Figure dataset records
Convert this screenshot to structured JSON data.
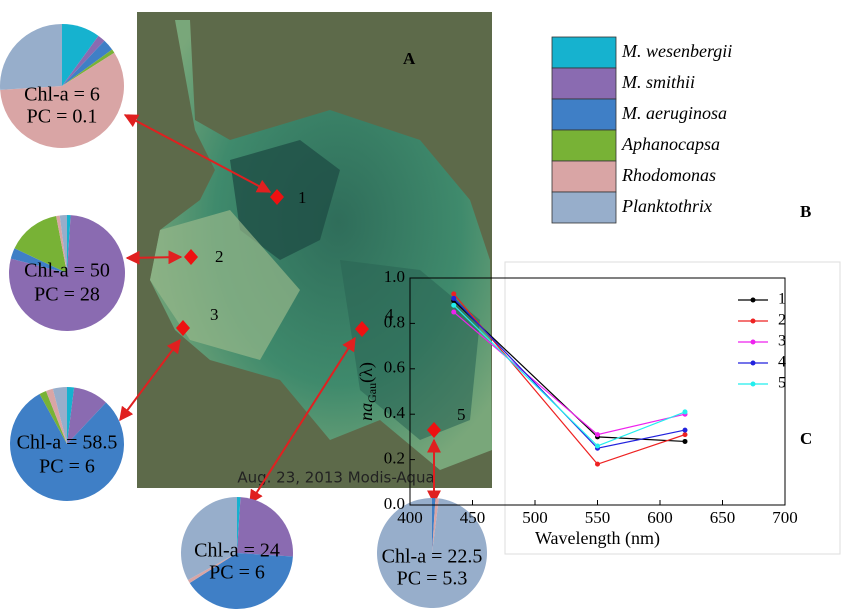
{
  "panels": [
    "A",
    "B",
    "C"
  ],
  "image_caption": "Aug. 23, 2013 Modis-Aqua",
  "stations": [
    "1",
    "2",
    "3",
    "4",
    "5"
  ],
  "legend": {
    "names": [
      "M. wesenbergii",
      "M. smithii",
      "M. aeruginosa",
      "Aphanocapsa",
      "Rhodomonas",
      "Planktothrix"
    ],
    "colors": [
      "#16b2cf",
      "#8a6bb1",
      "#3f7fc6",
      "#78b236",
      "#d9a5a5",
      "#97aecb"
    ]
  },
  "chart_data": [
    {
      "type": "pie",
      "values": [
        10,
        2,
        3,
        1,
        58,
        26
      ],
      "annotations": [
        "Chl-a = 6",
        "PC = 0.1"
      ]
    },
    {
      "type": "pie",
      "values": [
        1,
        78,
        3,
        15,
        1,
        2
      ],
      "annotations": [
        "Chl-a = 50",
        "PC = 28"
      ]
    },
    {
      "type": "pie",
      "values": [
        2,
        10,
        80,
        2,
        2,
        4
      ],
      "annotations": [
        "Chl-a = 58.5",
        "PC = 6"
      ]
    },
    {
      "type": "pie",
      "values": [
        1,
        25,
        40,
        0,
        1,
        33
      ],
      "annotations": [
        "Chl-a = 24",
        "PC = 6"
      ]
    },
    {
      "type": "pie",
      "values": [
        0,
        0,
        1,
        0,
        1,
        98
      ],
      "annotations": [
        "Chl-a = 22.5",
        "PC = 5.3"
      ]
    },
    {
      "type": "line",
      "xlabel": "Wavelength (nm)",
      "ylabel": {
        "main": "na",
        "sub": "Gau",
        "suffix": "(λ)"
      },
      "x": [
        435,
        550,
        620
      ],
      "xlim": [
        400,
        700
      ],
      "xticks": [
        400,
        450,
        500,
        550,
        600,
        650,
        700
      ],
      "ylim": [
        0,
        1
      ],
      "yticks": [
        {
          "value": 0,
          "label": "0.0"
        },
        0.2,
        0.4,
        0.6,
        0.8,
        {
          "value": 1,
          "label": "1.0"
        }
      ],
      "series": [
        {
          "name": "1",
          "color": "#000000",
          "values": [
            0.9,
            0.3,
            0.28
          ]
        },
        {
          "name": "2",
          "color": "#ee2222",
          "values": [
            0.93,
            0.18,
            0.31
          ]
        },
        {
          "name": "3",
          "color": "#ee22ee",
          "values": [
            0.85,
            0.31,
            0.4
          ]
        },
        {
          "name": "4",
          "color": "#2222dd",
          "values": [
            0.91,
            0.25,
            0.33
          ]
        },
        {
          "name": "5",
          "color": "#22eeee",
          "values": [
            0.88,
            0.26,
            0.41
          ]
        }
      ]
    }
  ]
}
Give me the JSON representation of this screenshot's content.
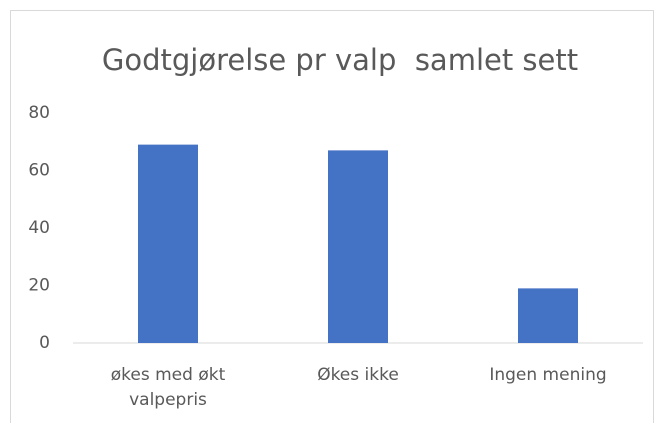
{
  "chart_data": {
    "type": "bar",
    "title": "Godtgjørelse pr valp  samlet sett",
    "categories": [
      "økes med økt valpepris",
      "Økes ikke",
      "Ingen mening"
    ],
    "values": [
      69,
      67,
      19
    ],
    "color": "#4472c4",
    "ylim": [
      0,
      80
    ],
    "yticks": [
      0,
      20,
      40,
      60,
      80
    ],
    "grid": false
  }
}
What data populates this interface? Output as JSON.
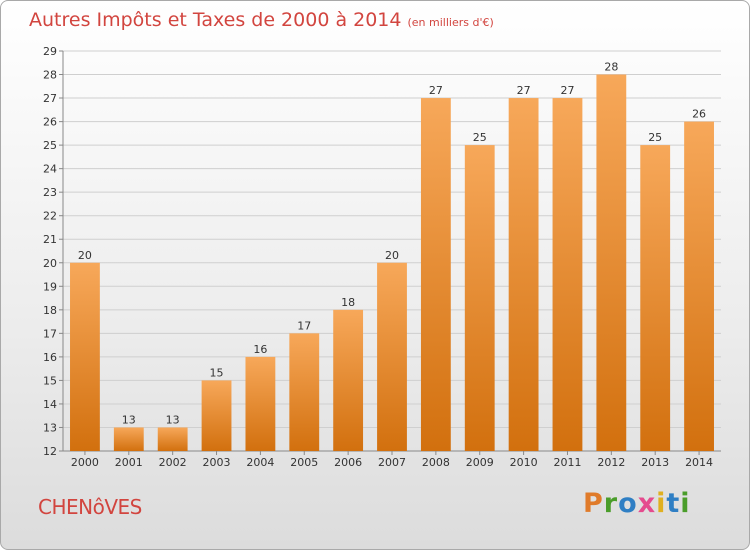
{
  "header": {
    "title": "Autres Impôts et Taxes de 2000 à 2014",
    "subtitle": "(en milliers d'€)"
  },
  "footer": {
    "city": "CHENôVES",
    "brand": "Proxiti",
    "brand_colors": [
      "#e07b2a",
      "#4a9d2a",
      "#2f7fc4",
      "#e54b8e",
      "#e0b020",
      "#2f7fc4",
      "#4a9d2a"
    ]
  },
  "chart_data": {
    "type": "bar",
    "categories": [
      "2000",
      "2001",
      "2002",
      "2003",
      "2004",
      "2005",
      "2006",
      "2007",
      "2008",
      "2009",
      "2010",
      "2011",
      "2012",
      "2013",
      "2014"
    ],
    "values": [
      20,
      13,
      13,
      15,
      16,
      17,
      18,
      20,
      27,
      25,
      27,
      27,
      28,
      25,
      26
    ],
    "ylim": [
      12,
      29
    ],
    "yticks": [
      "12",
      "13",
      "14",
      "15",
      "16",
      "17",
      "18",
      "19",
      "20",
      "21",
      "22",
      "23",
      "24",
      "25",
      "26",
      "27",
      "28",
      "29"
    ],
    "grid": true,
    "bar_color_top": "#f7a85a",
    "bar_color_bottom": "#d2700e"
  }
}
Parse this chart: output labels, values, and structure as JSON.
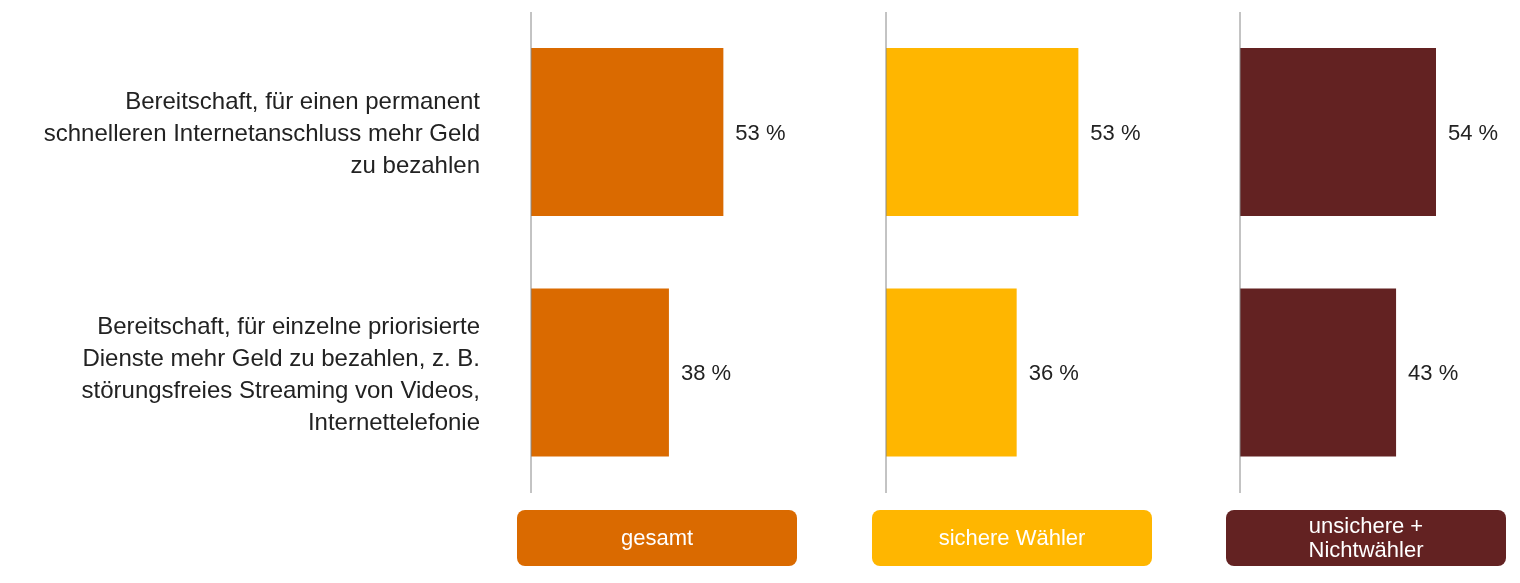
{
  "chart_data": [
    {
      "type": "bar",
      "orientation": "horizontal",
      "categories": [
        "Bereitschaft, für einen permanent schnelleren Internetanschluss mehr Geld zu bezahlen",
        "Bereitschaft, für einzelne priorisierte Dienste mehr Geld zu bezahlen, z. B. störungsfreies Streaming von Videos, Internettelefonie"
      ],
      "series": [
        {
          "name": "gesamt",
          "color": "#da6a00",
          "values": [
            53,
            38
          ],
          "value_labels": [
            "53 %",
            "38 %"
          ]
        }
      ],
      "legend": "bottom",
      "tick_labels": "y"
    },
    {
      "type": "bar",
      "orientation": "horizontal",
      "series": [
        {
          "name": "sichere Wähler",
          "color": "#ffb600",
          "values": [
            53,
            36
          ],
          "value_labels": [
            "53 %",
            "36 %"
          ]
        }
      ],
      "legend": "bottom",
      "tick_labels": false
    },
    {
      "type": "bar",
      "orientation": "horizontal",
      "series": [
        {
          "name": "unsichere + Nichtwähler",
          "color": "#632222",
          "values": [
            54,
            43
          ],
          "value_labels": [
            "54 %",
            "43 %"
          ]
        }
      ],
      "legend": "bottom",
      "tick_labels": false
    }
  ]
}
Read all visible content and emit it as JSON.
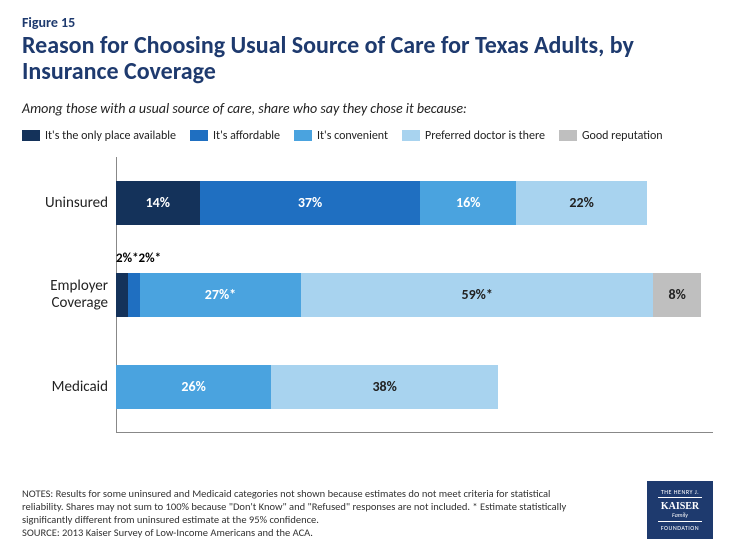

## What the task asks:
Drop the pictures and reproduce the rest of the entries above exactly.

## Exercise result:
Convert this screenshot to structured JSON data.
{
  "panels": [
    "A",
    "B",
    "C"
  ],
  "image_caption": "Aug. 23, 2013 Modis-Aqua",
  "stations": [
    "1",
    "2",
    "3",
    "4",
    "5"
  ],
  "legend": {
    "names": [
      "M. wesenbergii",
      "M. smithii",
      "M. aeruginosa",
      "Aphanocapsa",
      "Rhodomonas",
      "Planktothrix"
    ],
    "colors": [
      "#16b2cf",
      "#8a6bb1",
      "#3f7fc6",
      "#78b236",
      "#d9a5a5",
      "#97aecb"
    ]
  },
  "chart_data": [
    {
      "type": "pie",
      "values": [
        10,
        2,
        3,
        1,
        58,
        26
      ],
      "annotations": [
        "Chl-a = 6",
        "PC = 0.1"
      ]
    },
    {
      "type": "pie",
      "values": [
        1,
        78,
        3,
        15,
        1,
        2
      ],
      "annotations": [
        "Chl-a = 50",
        "PC = 28"
      ]
    },
    {
      "type": "pie",
      "values": [
        2,
        10,
        80,
        2,
        2,
        4
      ],
      "annotations": [
        "Chl-a = 58.5",
        "PC = 6"
      ]
    },
    {
      "type": "pie",
      "values": [
        1,
        25,
        40,
        0,
        1,
        33
      ],
      "annotations": [
        "Chl-a = 24",
        "PC = 6"
      ]
    },
    {
      "type": "pie",
      "values": [
        0,
        0,
        1,
        0,
        1,
        98
      ],
      "annotations": [
        "Chl-a = 22.5",
        "PC = 5.3"
      ]
    },
    {
      "type": "line",
      "xlabel": "Wavelength (nm)",
      "ylabel": {
        "main": "na",
        "sub": "Gau",
        "suffix": "(λ)"
      },
      "x": [
        435,
        550,
        620
      ],
      "xlim": [
        400,
        700
      ],
      "xticks": [
        400,
        450,
        500,
        550,
        600,
        650,
        700
      ],
      "ylim": [
        0,
        1
      ],
      "yticks": [
        {
          "value": 0,
          "label": "0.0"
        },
        0.2,
        0.4,
        0.6,
        0.8,
        {
          "value": 1,
          "label": "1.0"
        }
      ],
      "series": [
        {
          "name": "1",
          "color": "#000000",
          "values": [
            0.9,
            0.3,
            0.28
          ]
        },
        {
          "name": "2",
          "color": "#ee2222",
          "values": [
            0.93,
            0.18,
            0.31
          ]
        },
        {
          "name": "3",
          "color": "#ee22ee",
          "values": [
            0.85,
            0.31,
            0.4
          ]
        },
        {
          "name": "4",
          "color": "#2222dd",
          "values": [
            0.91,
            0.25,
            0.33
          ]
        },
        {
          "name": "5",
          "color": "#22eeee",
          "values": [
            0.88,
            0.26,
            0.41
          ]
        }
      ]
    }
  ]
}
Give me the JSON representation of this screenshot's content.
{
  "chart_data": {
    "type": "bar",
    "title": "Godtgjørelse pr valp  samlet sett",
    "categories": [
      "økes med økt valpepris",
      "Økes ikke",
      "Ingen mening"
    ],
    "values": [
      69,
      67,
      19
    ],
    "color": "#4472c4",
    "ylim": [
      0,
      80
    ],
    "yticks": [
      0,
      20,
      40,
      60,
      80
    ],
    "grid": false
  }
}
What data populates this interface? Output as JSON.
{
  "header": {
    "title": "Autres Impôts et Taxes de 2000 à 2014",
    "subtitle": "(en milliers d'€)"
  },
  "footer": {
    "city": "CHENôVES",
    "brand": "Proxiti",
    "brand_colors": [
      "#e07b2a",
      "#4a9d2a",
      "#2f7fc4",
      "#e54b8e",
      "#e0b020",
      "#2f7fc4",
      "#4a9d2a"
    ]
  },
  "chart_data": {
    "type": "bar",
    "categories": [
      "2000",
      "2001",
      "2002",
      "2003",
      "2004",
      "2005",
      "2006",
      "2007",
      "2008",
      "2009",
      "2010",
      "2011",
      "2012",
      "2013",
      "2014"
    ],
    "values": [
      20,
      13,
      13,
      15,
      16,
      17,
      18,
      20,
      27,
      25,
      27,
      27,
      28,
      25,
      26
    ],
    "ylim": [
      12,
      29
    ],
    "yticks": [
      "12",
      "13",
      "14",
      "15",
      "16",
      "17",
      "18",
      "19",
      "20",
      "21",
      "22",
      "23",
      "24",
      "25",
      "26",
      "27",
      "28",
      "29"
    ],
    "grid": true,
    "bar_color_top": "#f7a85a",
    "bar_color_bottom": "#d2700e"
  }
}
Parse this chart: output labels, values, and structure as JSON.
{
  "chart_data": [
    {
      "type": "bar",
      "orientation": "horizontal",
      "categories": [
        "Bereitschaft, für einen permanent schnelleren Internetanschluss mehr Geld zu bezahlen",
        "Bereitschaft, für einzelne priorisierte Dienste mehr Geld zu bezahlen, z. B. störungsfreies Streaming von Videos, Internettelefonie"
      ],
      "series": [
        {
          "name": "gesamt",
          "color": "#da6a00",
          "values": [
            53,
            38
          ],
          "value_labels": [
            "53 %",
            "38 %"
          ]
        }
      ],
      "legend": "bottom",
      "tick_labels": "y"
    },
    {
      "type": "bar",
      "orientation": "horizontal",
      "series": [
        {
          "name": "sichere Wähler",
          "color": "#ffb600",
          "values": [
            53,
            36
          ],
          "value_labels": [
            "53 %",
            "36 %"
          ]
        }
      ],
      "legend": "bottom",
      "tick_labels": false
    },
    {
      "type": "bar",
      "orientation": "horizontal",
      "series": [
        {
          "name": "unsichere + Nichtwähler",
          "color": "#632222",
          "values": [
            54,
            43
          ],
          "value_labels": [
            "54 %",
            "43 %"
          ]
        }
      ],
      "legend": "bottom",
      "tick_labels": false
    }
  ]
}
Read all visible content and emit it as JSON.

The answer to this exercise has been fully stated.